Testo fornito:
********************
Palmoli. Quando un difensore alza bandiera bianca non è mai un fatto neutro. La rinuncia al mandato dell’avvocato Giovanni Angelucci, comunicata il 26 novembre 2025 e motivata con «troppe ingerenze esterne» e la perdita della fiducia necessaria tra cliente e legale, è l’ultimo, rumoroso capitolo di una vicenda che già somiglia a un romanzo giudiziario col sottofondo della piazza digitale.
La cronaca, in breve: i coniugi Nathan Trevallion (britannico) e Catherine Birmingham (australiana) si sono stabiliti in un casolare nei boschi di Palmoli dal 2021 insieme ai loro tre figli. Le condizioni dell’abitazione e le scelte pedagogico-abitative, dall’assenza di acqua corrente e riscaldamento fino a una toilette compost, hanno acceso un confronto con i servizi sociali che si è concluso, lo scorso 20 novembre, con l’allontanamento dei minori e il loro collocamento in una struttura protetta.
Perché l’avvocato se n’è andato?
Angelucci parla di «scelta estrema» e di un rapporto professionale ormai compromesso: nelle sue parole, nelle ultime settimane «la fiducia è stata incrinata da troppe pressanti ingerenze esterne», rendendo impossibile garantire una difesa serena e congrua. Altri cronisti aggiungono che la decisione è arrivata anche dopo più rifiuti, da parte soprattutto di Nathan, rispetto alle soluzioni abitative e ai progetti di ristrutturazione proposti per sanare la situazione.
********************
(Voci del dataset di layout)
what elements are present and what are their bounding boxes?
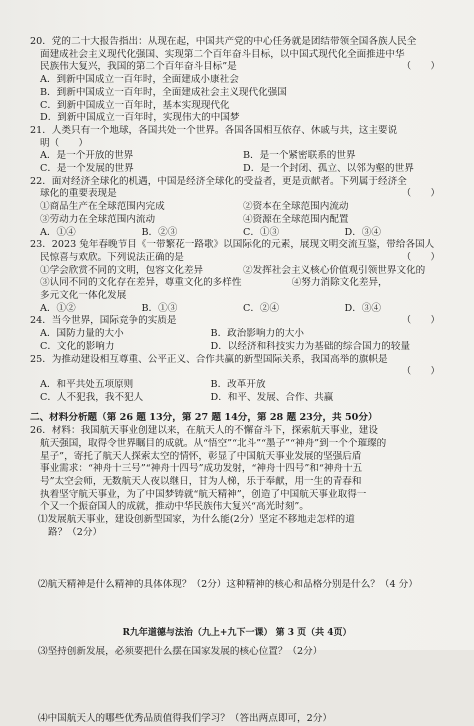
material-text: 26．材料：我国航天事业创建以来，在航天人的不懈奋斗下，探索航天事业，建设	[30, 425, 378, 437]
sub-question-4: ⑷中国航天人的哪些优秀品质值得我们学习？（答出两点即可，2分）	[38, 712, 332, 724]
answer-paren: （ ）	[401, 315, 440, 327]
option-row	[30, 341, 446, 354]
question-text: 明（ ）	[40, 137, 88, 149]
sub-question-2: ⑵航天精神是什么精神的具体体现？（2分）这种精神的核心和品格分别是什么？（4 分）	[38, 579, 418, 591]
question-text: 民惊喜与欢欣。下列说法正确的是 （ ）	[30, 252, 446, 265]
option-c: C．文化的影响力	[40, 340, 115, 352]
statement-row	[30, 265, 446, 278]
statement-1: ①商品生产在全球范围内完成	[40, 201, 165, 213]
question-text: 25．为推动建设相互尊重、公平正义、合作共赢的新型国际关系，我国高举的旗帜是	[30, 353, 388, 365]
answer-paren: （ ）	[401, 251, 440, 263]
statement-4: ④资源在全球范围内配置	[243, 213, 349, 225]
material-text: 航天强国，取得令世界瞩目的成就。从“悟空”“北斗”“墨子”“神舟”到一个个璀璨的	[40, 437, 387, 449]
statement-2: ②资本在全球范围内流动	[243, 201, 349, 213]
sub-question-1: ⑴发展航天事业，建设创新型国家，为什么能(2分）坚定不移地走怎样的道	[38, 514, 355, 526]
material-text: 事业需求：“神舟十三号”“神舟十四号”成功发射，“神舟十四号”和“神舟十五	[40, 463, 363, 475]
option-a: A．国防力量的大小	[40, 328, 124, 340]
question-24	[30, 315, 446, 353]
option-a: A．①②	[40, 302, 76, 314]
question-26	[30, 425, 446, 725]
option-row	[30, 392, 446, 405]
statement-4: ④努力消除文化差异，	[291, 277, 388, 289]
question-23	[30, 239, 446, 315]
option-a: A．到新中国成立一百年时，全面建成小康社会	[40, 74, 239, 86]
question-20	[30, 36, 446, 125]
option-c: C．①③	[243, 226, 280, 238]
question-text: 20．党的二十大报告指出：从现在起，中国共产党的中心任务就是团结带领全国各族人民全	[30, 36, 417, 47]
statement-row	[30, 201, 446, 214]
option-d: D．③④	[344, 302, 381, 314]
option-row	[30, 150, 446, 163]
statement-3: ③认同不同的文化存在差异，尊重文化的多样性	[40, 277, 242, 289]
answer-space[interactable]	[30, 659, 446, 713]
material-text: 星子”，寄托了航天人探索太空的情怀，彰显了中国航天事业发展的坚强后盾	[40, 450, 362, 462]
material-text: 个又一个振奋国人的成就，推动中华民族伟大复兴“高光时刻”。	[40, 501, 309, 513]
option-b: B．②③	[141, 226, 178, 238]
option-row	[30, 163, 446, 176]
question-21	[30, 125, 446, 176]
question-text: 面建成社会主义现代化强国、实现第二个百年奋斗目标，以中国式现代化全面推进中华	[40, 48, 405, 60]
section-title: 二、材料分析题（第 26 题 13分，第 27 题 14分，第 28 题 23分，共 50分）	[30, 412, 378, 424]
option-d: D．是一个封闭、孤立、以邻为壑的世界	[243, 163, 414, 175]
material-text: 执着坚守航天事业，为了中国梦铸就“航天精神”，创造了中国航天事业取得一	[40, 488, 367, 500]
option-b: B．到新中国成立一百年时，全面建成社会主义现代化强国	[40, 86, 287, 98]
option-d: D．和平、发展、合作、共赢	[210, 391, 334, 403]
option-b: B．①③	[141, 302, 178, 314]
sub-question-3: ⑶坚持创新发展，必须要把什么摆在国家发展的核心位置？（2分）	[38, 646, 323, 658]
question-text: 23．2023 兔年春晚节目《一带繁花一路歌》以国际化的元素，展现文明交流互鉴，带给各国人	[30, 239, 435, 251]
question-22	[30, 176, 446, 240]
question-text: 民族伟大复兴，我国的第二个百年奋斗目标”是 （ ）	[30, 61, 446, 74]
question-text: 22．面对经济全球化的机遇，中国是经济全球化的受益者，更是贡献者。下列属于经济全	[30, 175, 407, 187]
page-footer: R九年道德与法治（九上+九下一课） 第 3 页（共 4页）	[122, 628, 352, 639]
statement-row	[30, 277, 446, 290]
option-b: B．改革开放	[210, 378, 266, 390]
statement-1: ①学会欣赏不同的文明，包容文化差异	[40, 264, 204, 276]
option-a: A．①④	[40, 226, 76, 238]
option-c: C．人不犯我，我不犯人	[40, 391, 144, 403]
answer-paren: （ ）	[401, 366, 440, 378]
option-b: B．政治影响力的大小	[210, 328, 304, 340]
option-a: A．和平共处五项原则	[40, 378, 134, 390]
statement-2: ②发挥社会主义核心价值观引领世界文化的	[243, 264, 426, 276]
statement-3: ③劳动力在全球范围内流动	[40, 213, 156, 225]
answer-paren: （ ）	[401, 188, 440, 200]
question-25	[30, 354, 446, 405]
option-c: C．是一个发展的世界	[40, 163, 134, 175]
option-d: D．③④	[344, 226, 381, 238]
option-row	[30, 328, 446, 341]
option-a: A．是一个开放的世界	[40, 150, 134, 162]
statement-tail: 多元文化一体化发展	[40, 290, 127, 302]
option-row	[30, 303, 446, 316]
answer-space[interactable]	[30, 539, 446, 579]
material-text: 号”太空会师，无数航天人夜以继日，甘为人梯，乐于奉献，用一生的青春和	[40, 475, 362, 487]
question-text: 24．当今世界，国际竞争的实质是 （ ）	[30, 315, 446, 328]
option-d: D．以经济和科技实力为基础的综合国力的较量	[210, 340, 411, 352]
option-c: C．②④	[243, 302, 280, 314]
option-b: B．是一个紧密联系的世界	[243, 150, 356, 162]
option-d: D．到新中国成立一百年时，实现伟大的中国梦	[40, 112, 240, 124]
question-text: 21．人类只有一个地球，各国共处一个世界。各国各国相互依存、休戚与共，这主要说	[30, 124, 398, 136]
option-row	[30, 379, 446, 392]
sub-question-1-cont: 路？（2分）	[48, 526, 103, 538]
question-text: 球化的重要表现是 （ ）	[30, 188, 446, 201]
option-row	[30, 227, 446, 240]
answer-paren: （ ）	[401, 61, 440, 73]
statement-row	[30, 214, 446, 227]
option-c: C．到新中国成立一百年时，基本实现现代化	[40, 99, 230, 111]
********************
Consegna:
Rispondi alle seguenti domande sull'articolo di Palmoli.
1. In che data è stata comunicata la rinuncia al mandato dell'avvocato Angelucci?
2. Da quale anno i coniugi vivono nel casolare nei boschi di Palmoli?
3. Secondo altri cronisti, chi soprattutto ha rifiutato le soluzioni abitative proposte?
L'elenco non ha alcun legame con l'articolo.

Risposta scritta:
1. Il 26 novembre 2025.
2. Dal 2021.
3. Nathan Trevallion.